- **AIM OF THE EXERCISE**:
Will you write out all the entries below exactly?

Data entries
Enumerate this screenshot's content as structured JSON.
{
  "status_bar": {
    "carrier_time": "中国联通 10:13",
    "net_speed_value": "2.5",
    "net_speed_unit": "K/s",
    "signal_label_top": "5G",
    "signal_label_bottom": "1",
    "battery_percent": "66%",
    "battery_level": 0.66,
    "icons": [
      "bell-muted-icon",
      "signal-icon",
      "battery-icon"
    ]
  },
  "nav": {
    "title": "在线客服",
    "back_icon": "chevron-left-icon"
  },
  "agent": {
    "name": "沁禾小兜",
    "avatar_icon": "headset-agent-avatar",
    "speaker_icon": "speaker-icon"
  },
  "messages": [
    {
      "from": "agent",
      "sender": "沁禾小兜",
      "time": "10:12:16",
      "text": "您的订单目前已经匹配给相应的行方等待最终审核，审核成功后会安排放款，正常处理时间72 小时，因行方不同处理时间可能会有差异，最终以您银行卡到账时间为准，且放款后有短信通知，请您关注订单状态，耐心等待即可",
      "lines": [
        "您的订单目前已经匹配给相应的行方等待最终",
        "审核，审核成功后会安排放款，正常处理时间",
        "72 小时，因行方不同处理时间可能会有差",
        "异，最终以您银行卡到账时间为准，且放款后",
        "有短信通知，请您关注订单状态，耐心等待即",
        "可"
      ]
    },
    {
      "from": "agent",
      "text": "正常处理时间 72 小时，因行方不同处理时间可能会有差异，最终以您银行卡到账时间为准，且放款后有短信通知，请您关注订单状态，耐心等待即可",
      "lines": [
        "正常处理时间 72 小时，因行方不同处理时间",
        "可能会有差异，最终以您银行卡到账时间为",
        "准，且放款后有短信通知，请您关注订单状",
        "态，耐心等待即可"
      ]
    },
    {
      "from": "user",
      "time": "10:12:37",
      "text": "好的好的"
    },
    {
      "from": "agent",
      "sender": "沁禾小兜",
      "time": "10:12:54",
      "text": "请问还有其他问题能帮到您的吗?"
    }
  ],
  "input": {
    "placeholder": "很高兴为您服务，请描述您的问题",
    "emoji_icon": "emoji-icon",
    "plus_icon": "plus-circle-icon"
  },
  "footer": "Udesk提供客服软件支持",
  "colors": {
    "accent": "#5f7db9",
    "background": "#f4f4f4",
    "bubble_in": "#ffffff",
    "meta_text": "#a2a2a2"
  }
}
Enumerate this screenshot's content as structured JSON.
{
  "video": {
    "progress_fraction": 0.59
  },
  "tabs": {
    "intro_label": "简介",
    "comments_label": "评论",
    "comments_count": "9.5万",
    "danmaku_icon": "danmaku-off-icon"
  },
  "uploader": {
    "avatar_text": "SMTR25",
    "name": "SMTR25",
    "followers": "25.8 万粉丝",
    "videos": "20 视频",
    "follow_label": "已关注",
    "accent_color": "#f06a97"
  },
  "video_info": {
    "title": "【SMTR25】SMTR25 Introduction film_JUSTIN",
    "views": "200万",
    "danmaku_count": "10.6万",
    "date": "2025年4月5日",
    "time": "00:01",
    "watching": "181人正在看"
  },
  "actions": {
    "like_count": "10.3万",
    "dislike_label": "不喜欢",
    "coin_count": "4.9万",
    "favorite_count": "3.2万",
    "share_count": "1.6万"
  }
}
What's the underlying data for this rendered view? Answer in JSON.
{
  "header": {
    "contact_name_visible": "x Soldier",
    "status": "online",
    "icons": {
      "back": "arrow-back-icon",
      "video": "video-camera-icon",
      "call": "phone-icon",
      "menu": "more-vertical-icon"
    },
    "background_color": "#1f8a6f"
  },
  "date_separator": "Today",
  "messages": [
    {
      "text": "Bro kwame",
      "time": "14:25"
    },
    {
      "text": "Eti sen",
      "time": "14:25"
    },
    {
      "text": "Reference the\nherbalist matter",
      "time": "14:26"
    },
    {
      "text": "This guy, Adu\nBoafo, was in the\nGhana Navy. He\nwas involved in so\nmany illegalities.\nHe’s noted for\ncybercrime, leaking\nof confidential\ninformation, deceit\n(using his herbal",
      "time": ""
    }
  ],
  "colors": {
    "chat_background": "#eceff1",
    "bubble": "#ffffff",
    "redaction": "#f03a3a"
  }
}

- **RESPONSE TO THIS TASK**:
Enumerate this screenshot's content as structured JSON.
{
  "status_bar": {
    "carrier_time": "中国联通 10:13",
    "net_speed_value": "2.5",
    "net_speed_unit": "K/s",
    "signal_label_top": "5G",
    "signal_label_bottom": "1",
    "battery_percent": "66%",
    "battery_level": 0.66,
    "icons": [
      "bell-muted-icon",
      "signal-icon",
      "battery-icon"
    ]
  },
  "nav": {
    "title": "在线客服",
    "back_icon": "chevron-left-icon"
  },
  "agent": {
    "name": "沁禾小兜",
    "avatar_icon": "headset-agent-avatar",
    "speaker_icon": "speaker-icon"
  },
  "messages": [
    {
      "from": "agent",
      "sender": "沁禾小兜",
      "time": "10:12:16",
      "text": "您的订单目前已经匹配给相应的行方等待最终审核，审核成功后会安排放款，正常处理时间72 小时，因行方不同处理时间可能会有差异，最终以您银行卡到账时间为准，且放款后有短信通知，请您关注订单状态，耐心等待即可",
      "lines": [
        "您的订单目前已经匹配给相应的行方等待最终",
        "审核，审核成功后会安排放款，正常处理时间",
        "72 小时，因行方不同处理时间可能会有差",
        "异，最终以您银行卡到账时间为准，且放款后",
        "有短信通知，请您关注订单状态，耐心等待即",
        "可"
      ]
    },
    {
      "from": "agent",
      "text": "正常处理时间 72 小时，因行方不同处理时间可能会有差异，最终以您银行卡到账时间为准，且放款后有短信通知，请您关注订单状态，耐心等待即可",
      "lines": [
        "正常处理时间 72 小时，因行方不同处理时间",
        "可能会有差异，最终以您银行卡到账时间为",
        "准，且放款后有短信通知，请您关注订单状",
        "态，耐心等待即可"
      ]
    },
    {
      "from": "user",
      "time": "10:12:37",
      "text": "好的好的"
    },
    {
      "from": "agent",
      "sender": "沁禾小兜",
      "time": "10:12:54",
      "text": "请问还有其他问题能帮到您的吗?"
    }
  ],
  "input": {
    "placeholder": "很高兴为您服务，请描述您的问题",
    "emoji_icon": "emoji-icon",
    "plus_icon": "plus-circle-icon"
  },
  "footer": "Udesk提供客服软件支持",
  "colors": {
    "accent": "#5f7db9",
    "background": "#f4f4f4",
    "bubble_in": "#ffffff",
    "meta_text": "#a2a2a2"
  }
}
Enumerate this screenshot's content as structured JSON.
{
  "video": {
    "progress_fraction": 0.59
  },
  "tabs": {
    "intro_label": "简介",
    "comments_label": "评论",
    "comments_count": "9.5万",
    "danmaku_icon": "danmaku-off-icon"
  },
  "uploader": {
    "avatar_text": "SMTR25",
    "name": "SMTR25",
    "followers": "25.8 万粉丝",
    "videos": "20 视频",
    "follow_label": "已关注",
    "accent_color": "#f06a97"
  },
  "video_info": {
    "title": "【SMTR25】SMTR25 Introduction film_JUSTIN",
    "views": "200万",
    "danmaku_count": "10.6万",
    "date": "2025年4月5日",
    "time": "00:01",
    "watching": "181人正在看"
  },
  "actions": {
    "like_count": "10.3万",
    "dislike_label": "不喜欢",
    "coin_count": "4.9万",
    "favorite_count": "3.2万",
    "share_count": "1.6万"
  }
}
What's the underlying data for this rendered view? Answer in JSON.
{
  "header": {
    "contact_name_visible": "x Soldier",
    "status": "online",
    "icons": {
      "back": "arrow-back-icon",
      "video": "video-camera-icon",
      "call": "phone-icon",
      "menu": "more-vertical-icon"
    },
    "background_color": "#1f8a6f"
  },
  "date_separator": "Today",
  "messages": [
    {
      "text": "Bro kwame",
      "time": "14:25"
    },
    {
      "text": "Eti sen",
      "time": "14:25"
    },
    {
      "text": "Reference the\nherbalist matter",
      "time": "14:26"
    },
    {
      "text": "This guy, Adu\nBoafo, was in the\nGhana Navy. He\nwas involved in so\nmany illegalities.\nHe’s noted for\ncybercrime, leaking\nof confidential\ninformation, deceit\n(using his herbal",
      "time": ""
    }
  ],
  "colors": {
    "chat_background": "#eceff1",
    "bubble": "#ffffff",
    "redaction": "#f03a3a"
  }
}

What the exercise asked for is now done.